____ GIVEN RECORDS
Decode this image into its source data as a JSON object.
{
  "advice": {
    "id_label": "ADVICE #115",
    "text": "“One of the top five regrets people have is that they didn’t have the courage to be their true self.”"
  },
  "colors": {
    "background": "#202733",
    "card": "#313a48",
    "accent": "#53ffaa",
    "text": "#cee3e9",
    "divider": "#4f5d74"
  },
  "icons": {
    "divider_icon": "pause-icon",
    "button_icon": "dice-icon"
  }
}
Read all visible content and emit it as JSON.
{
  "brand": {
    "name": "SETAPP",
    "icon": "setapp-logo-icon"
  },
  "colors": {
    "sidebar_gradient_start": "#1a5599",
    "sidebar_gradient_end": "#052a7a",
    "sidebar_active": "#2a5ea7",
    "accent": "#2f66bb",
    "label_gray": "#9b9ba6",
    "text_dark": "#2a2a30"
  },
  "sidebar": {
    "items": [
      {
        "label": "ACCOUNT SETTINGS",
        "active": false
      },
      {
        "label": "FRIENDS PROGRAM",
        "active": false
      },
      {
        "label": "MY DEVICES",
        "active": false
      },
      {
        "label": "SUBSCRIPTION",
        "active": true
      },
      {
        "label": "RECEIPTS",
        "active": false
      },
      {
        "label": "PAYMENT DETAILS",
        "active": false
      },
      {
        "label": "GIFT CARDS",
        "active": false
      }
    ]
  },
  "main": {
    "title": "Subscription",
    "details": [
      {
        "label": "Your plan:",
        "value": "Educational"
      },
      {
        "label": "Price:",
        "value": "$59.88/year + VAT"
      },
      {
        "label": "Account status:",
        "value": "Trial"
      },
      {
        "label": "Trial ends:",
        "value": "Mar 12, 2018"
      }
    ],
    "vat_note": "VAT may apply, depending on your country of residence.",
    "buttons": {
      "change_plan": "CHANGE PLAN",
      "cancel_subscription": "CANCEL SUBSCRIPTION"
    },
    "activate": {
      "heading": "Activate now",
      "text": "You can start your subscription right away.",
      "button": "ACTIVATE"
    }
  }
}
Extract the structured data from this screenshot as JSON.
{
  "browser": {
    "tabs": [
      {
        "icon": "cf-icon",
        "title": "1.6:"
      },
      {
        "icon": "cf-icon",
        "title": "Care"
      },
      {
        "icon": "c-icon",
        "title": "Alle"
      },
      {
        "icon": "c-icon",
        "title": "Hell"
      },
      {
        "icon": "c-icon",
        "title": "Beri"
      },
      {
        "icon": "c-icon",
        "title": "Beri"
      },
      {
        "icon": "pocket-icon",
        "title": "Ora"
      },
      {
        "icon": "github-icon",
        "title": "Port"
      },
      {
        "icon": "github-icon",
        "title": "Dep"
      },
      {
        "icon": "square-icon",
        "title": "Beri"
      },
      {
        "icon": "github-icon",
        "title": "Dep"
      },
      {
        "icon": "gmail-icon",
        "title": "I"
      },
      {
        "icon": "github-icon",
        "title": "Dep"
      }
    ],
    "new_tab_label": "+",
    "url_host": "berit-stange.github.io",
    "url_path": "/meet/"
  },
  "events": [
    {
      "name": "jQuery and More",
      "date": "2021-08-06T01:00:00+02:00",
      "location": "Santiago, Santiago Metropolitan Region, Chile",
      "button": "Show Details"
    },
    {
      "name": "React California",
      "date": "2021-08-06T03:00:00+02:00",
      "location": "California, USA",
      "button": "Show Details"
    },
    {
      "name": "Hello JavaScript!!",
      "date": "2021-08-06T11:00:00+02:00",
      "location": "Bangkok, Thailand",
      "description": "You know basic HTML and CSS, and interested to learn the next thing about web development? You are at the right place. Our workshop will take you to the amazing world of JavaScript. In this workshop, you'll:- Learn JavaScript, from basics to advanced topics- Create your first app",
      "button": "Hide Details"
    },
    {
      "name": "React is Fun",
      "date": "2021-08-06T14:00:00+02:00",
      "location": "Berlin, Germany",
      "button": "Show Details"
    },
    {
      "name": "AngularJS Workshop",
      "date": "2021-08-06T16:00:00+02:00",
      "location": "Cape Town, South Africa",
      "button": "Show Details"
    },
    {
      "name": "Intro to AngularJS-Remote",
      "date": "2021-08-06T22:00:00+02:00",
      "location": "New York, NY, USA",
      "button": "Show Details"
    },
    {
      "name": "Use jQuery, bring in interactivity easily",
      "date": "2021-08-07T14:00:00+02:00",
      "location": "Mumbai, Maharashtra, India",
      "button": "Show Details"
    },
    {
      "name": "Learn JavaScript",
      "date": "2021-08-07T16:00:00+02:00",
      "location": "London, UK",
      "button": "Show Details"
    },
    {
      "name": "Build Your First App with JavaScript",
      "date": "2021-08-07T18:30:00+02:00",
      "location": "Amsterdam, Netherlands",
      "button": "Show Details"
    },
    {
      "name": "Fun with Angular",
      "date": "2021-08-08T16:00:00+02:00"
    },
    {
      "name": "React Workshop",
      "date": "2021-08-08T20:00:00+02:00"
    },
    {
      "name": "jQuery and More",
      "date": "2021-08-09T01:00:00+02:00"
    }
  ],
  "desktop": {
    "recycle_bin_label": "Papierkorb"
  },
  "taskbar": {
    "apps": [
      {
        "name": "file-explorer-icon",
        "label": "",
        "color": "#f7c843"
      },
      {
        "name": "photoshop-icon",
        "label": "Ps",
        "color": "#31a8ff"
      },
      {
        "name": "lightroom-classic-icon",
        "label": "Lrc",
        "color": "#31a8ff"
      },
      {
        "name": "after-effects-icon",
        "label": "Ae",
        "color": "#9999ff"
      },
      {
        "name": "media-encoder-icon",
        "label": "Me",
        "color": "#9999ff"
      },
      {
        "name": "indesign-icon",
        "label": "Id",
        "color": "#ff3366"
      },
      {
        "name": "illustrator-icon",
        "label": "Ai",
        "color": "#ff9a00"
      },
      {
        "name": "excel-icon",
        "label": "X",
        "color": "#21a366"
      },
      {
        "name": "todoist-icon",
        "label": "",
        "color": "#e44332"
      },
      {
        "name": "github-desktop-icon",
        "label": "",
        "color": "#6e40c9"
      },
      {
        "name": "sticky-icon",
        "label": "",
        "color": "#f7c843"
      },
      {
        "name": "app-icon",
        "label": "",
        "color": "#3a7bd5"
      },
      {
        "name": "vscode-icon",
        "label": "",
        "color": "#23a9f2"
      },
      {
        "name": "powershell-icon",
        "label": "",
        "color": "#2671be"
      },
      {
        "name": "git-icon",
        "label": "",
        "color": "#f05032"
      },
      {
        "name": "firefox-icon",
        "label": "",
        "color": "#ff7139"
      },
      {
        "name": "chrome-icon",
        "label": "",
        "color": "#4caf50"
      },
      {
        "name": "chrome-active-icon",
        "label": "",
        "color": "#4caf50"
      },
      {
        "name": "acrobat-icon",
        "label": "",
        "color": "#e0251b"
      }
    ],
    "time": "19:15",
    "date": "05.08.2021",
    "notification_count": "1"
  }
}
________
- [WORK TO COMPLETE]:
Pick out and copy the lines of the entries that hold the string "location".

- [EXPECTED OUTPUT]:
      "location": "Santiago, Santiago Metropolitan Region, Chile",
      "location": "California, USA",
      "location": "Bangkok, Thailand",
      "location": "Berlin, Germany",
      "location": "Cape Town, South Africa",
      "location": "New York, NY, USA",
      "location": "Mumbai, Maharashtra, India",
      "location": "London, UK",
      "location": "Amsterdam, Netherlands",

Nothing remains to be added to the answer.